━━ PROVIDED MATERIAL

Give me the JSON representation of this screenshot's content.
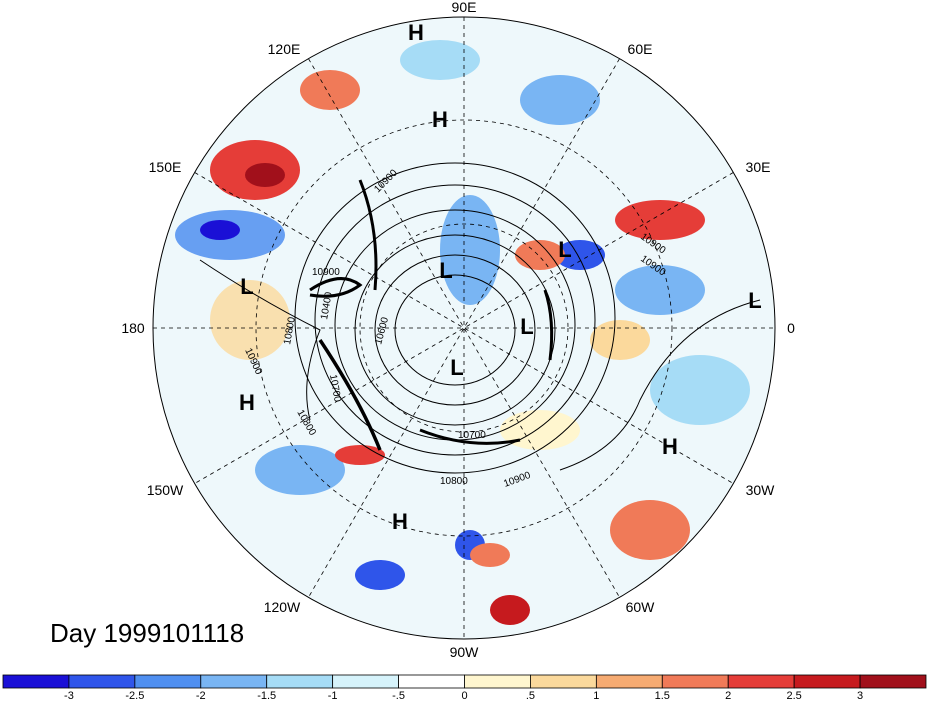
{
  "title": "Day 1999101118",
  "longitude_labels": [
    "90E",
    "60E",
    "30E",
    "0",
    "30W",
    "60W",
    "90W",
    "120W",
    "150W",
    "180",
    "150E",
    "120E"
  ],
  "pressure_centers": [
    "H",
    "H",
    "L",
    "L",
    "L",
    "L",
    "L",
    "H",
    "H",
    "H",
    "L"
  ],
  "contour_labels": [
    "10900",
    "10900",
    "10900",
    "10800",
    "10900",
    "10400",
    "10600",
    "10700",
    "10800",
    "10900",
    "10800",
    "10900",
    "10700"
  ],
  "colorbar": {
    "ticks": [
      "-3",
      "-2.5",
      "-2",
      "-1.5",
      "-1",
      "-.5",
      "0",
      ".5",
      "1",
      "1.5",
      "2",
      "2.5",
      "3"
    ],
    "colors": [
      "#1a10d6",
      "#2f55ea",
      "#4f8ff0",
      "#79b5f3",
      "#a6dcf6",
      "#d6f3fb",
      "#ffffff",
      "#fff6cf",
      "#fbd99c",
      "#f6ab72",
      "#f07a58",
      "#e53d38",
      "#c61a1e",
      "#a1101b"
    ]
  }
}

━━━━

> TASK DIRECTIONS
Write the listing out a second time exactly, dropping all images.

> SOLVED EXERCISE
Give me the JSON representation of this screenshot's content.
{
  "title": "Day 1999101118",
  "longitude_labels": [
    "90E",
    "60E",
    "30E",
    "0",
    "30W",
    "60W",
    "90W",
    "120W",
    "150W",
    "180",
    "150E",
    "120E"
  ],
  "pressure_centers": [
    "H",
    "H",
    "L",
    "L",
    "L",
    "L",
    "L",
    "H",
    "H",
    "H",
    "L"
  ],
  "contour_labels": [
    "10900",
    "10900",
    "10900",
    "10800",
    "10900",
    "10400",
    "10600",
    "10700",
    "10800",
    "10900",
    "10800",
    "10900",
    "10700"
  ],
  "colorbar": {
    "ticks": [
      "-3",
      "-2.5",
      "-2",
      "-1.5",
      "-1",
      "-.5",
      "0",
      ".5",
      "1",
      "1.5",
      "2",
      "2.5",
      "3"
    ],
    "colors": [
      "#1a10d6",
      "#2f55ea",
      "#4f8ff0",
      "#79b5f3",
      "#a6dcf6",
      "#d6f3fb",
      "#ffffff",
      "#fff6cf",
      "#fbd99c",
      "#f6ab72",
      "#f07a58",
      "#e53d38",
      "#c61a1e",
      "#a1101b"
    ]
  }
}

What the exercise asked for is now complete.